- _Exercise details_:
Type out every line below exactly as it reads.

• • •

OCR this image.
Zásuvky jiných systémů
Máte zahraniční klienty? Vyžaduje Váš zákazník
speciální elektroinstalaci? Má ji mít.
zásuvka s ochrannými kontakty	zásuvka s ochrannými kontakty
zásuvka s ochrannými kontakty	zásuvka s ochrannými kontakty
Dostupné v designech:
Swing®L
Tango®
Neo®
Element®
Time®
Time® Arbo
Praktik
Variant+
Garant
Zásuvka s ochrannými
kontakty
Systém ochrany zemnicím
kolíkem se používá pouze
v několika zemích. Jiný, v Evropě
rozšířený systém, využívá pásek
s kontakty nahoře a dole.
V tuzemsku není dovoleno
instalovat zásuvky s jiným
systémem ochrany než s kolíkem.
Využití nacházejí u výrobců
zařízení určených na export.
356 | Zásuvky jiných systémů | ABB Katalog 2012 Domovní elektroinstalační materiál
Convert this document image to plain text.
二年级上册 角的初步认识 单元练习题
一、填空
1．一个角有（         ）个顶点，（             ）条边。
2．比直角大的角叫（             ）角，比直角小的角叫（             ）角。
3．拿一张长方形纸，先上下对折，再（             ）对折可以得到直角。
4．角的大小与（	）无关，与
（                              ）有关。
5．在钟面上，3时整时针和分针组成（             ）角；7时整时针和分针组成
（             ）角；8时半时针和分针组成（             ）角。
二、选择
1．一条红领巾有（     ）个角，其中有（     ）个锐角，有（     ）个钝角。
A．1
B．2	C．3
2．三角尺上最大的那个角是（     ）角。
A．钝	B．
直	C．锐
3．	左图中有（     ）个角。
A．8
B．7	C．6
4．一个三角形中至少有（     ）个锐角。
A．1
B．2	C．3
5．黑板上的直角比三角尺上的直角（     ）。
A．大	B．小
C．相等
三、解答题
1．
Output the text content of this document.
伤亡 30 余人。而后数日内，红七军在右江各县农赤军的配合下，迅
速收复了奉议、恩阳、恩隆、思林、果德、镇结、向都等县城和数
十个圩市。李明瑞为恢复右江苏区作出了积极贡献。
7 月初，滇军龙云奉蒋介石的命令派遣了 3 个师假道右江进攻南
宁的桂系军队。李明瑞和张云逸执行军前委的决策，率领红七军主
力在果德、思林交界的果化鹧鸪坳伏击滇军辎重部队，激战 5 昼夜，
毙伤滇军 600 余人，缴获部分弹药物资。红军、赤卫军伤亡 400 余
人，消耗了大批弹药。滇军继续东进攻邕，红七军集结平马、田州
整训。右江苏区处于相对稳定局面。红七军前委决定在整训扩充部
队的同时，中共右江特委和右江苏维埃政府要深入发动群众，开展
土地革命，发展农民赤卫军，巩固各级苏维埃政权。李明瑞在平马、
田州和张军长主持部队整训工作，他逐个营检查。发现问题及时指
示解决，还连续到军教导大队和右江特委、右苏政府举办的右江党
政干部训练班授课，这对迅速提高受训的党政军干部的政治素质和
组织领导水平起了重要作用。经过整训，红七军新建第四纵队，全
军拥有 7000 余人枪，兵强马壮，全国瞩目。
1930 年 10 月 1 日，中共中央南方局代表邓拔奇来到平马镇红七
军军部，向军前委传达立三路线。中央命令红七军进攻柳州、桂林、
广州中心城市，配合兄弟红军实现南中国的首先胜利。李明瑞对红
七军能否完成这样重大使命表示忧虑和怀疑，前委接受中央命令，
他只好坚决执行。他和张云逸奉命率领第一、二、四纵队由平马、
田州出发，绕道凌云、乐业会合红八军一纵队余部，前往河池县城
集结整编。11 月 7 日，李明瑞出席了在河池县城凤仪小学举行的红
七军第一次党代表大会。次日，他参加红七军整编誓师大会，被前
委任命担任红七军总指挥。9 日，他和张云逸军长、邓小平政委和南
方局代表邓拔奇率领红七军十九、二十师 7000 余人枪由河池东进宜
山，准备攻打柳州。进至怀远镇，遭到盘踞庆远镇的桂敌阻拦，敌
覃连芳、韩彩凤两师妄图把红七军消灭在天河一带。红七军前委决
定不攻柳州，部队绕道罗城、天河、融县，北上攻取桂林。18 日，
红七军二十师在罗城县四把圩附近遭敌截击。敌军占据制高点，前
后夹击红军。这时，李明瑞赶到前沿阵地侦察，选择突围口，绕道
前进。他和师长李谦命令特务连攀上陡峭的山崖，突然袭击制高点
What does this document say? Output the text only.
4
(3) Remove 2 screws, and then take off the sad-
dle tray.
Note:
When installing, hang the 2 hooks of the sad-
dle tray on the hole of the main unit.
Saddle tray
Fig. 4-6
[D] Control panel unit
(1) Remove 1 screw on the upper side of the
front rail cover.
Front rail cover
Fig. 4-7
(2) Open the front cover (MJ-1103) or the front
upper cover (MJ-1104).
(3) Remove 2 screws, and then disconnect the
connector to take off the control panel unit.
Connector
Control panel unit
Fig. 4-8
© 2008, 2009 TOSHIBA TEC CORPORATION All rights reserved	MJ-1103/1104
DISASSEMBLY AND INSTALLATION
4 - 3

• • •

- _Solution for this task_:
OCR this image.
Zásuvky jiných systémů
Máte zahraniční klienty? Vyžaduje Váš zákazník
speciální elektroinstalaci? Má ji mít.
zásuvka s ochrannými kontakty	zásuvka s ochrannými kontakty
zásuvka s ochrannými kontakty	zásuvka s ochrannými kontakty
Dostupné v designech:
Swing®L
Tango®
Neo®
Element®
Time®
Time® Arbo
Praktik
Variant+
Garant
Zásuvka s ochrannými
kontakty
Systém ochrany zemnicím
kolíkem se používá pouze
v několika zemích. Jiný, v Evropě
rozšířený systém, využívá pásek
s kontakty nahoře a dole.
V tuzemsku není dovoleno
instalovat zásuvky s jiným
systémem ochrany než s kolíkem.
Využití nacházejí u výrobců
zařízení určených na export.
356 | Zásuvky jiných systémů | ABB Katalog 2012 Domovní elektroinstalační materiál
Convert this document image to plain text.
二年级上册 角的初步认识 单元练习题
一、填空
1．一个角有（         ）个顶点，（             ）条边。
2．比直角大的角叫（             ）角，比直角小的角叫（             ）角。
3．拿一张长方形纸，先上下对折，再（             ）对折可以得到直角。
4．角的大小与（	）无关，与
（                              ）有关。
5．在钟面上，3时整时针和分针组成（             ）角；7时整时针和分针组成
（             ）角；8时半时针和分针组成（             ）角。
二、选择
1．一条红领巾有（     ）个角，其中有（     ）个锐角，有（     ）个钝角。
A．1
B．2	C．3
2．三角尺上最大的那个角是（     ）角。
A．钝	B．
直	C．锐
3．	左图中有（     ）个角。
A．8
B．7	C．6
4．一个三角形中至少有（     ）个锐角。
A．1
B．2	C．3
5．黑板上的直角比三角尺上的直角（     ）。
A．大	B．小
C．相等
三、解答题
1．
Output the text content of this document.
伤亡 30 余人。而后数日内，红七军在右江各县农赤军的配合下，迅
速收复了奉议、恩阳、恩隆、思林、果德、镇结、向都等县城和数
十个圩市。李明瑞为恢复右江苏区作出了积极贡献。
7 月初，滇军龙云奉蒋介石的命令派遣了 3 个师假道右江进攻南
宁的桂系军队。李明瑞和张云逸执行军前委的决策，率领红七军主
力在果德、思林交界的果化鹧鸪坳伏击滇军辎重部队，激战 5 昼夜，
毙伤滇军 600 余人，缴获部分弹药物资。红军、赤卫军伤亡 400 余
人，消耗了大批弹药。滇军继续东进攻邕，红七军集结平马、田州
整训。右江苏区处于相对稳定局面。红七军前委决定在整训扩充部
队的同时，中共右江特委和右江苏维埃政府要深入发动群众，开展
土地革命，发展农民赤卫军，巩固各级苏维埃政权。李明瑞在平马、
田州和张军长主持部队整训工作，他逐个营检查。发现问题及时指
示解决，还连续到军教导大队和右江特委、右苏政府举办的右江党
政干部训练班授课，这对迅速提高受训的党政军干部的政治素质和
组织领导水平起了重要作用。经过整训，红七军新建第四纵队，全
军拥有 7000 余人枪，兵强马壮，全国瞩目。
1930 年 10 月 1 日，中共中央南方局代表邓拔奇来到平马镇红七
军军部，向军前委传达立三路线。中央命令红七军进攻柳州、桂林、
广州中心城市，配合兄弟红军实现南中国的首先胜利。李明瑞对红
七军能否完成这样重大使命表示忧虑和怀疑，前委接受中央命令，
他只好坚决执行。他和张云逸奉命率领第一、二、四纵队由平马、
田州出发，绕道凌云、乐业会合红八军一纵队余部，前往河池县城
集结整编。11 月 7 日，李明瑞出席了在河池县城凤仪小学举行的红
七军第一次党代表大会。次日，他参加红七军整编誓师大会，被前
委任命担任红七军总指挥。9 日，他和张云逸军长、邓小平政委和南
方局代表邓拔奇率领红七军十九、二十师 7000 余人枪由河池东进宜
山，准备攻打柳州。进至怀远镇，遭到盘踞庆远镇的桂敌阻拦，敌
覃连芳、韩彩凤两师妄图把红七军消灭在天河一带。红七军前委决
定不攻柳州，部队绕道罗城、天河、融县，北上攻取桂林。18 日，
红七军二十师在罗城县四把圩附近遭敌截击。敌军占据制高点，前
后夹击红军。这时，李明瑞赶到前沿阵地侦察，选择突围口，绕道
前进。他和师长李谦命令特务连攀上陡峭的山崖，突然袭击制高点
What does this document say? Output the text only.
4
(3) Remove 2 screws, and then take off the sad-
dle tray.
Note:
When installing, hang the 2 hooks of the sad-
dle tray on the hole of the main unit.
Saddle tray
Fig. 4-6
[D] Control panel unit
(1) Remove 1 screw on the upper side of the
front rail cover.
Front rail cover
Fig. 4-7
(2) Open the front cover (MJ-1103) or the front
upper cover (MJ-1104).
(3) Remove 2 screws, and then disconnect the
connector to take off the control panel unit.
Connector
Control panel unit
Fig. 4-8
© 2008, 2009 TOSHIBA TEC CORPORATION All rights reserved	MJ-1103/1104
DISASSEMBLY AND INSTALLATION
4 - 3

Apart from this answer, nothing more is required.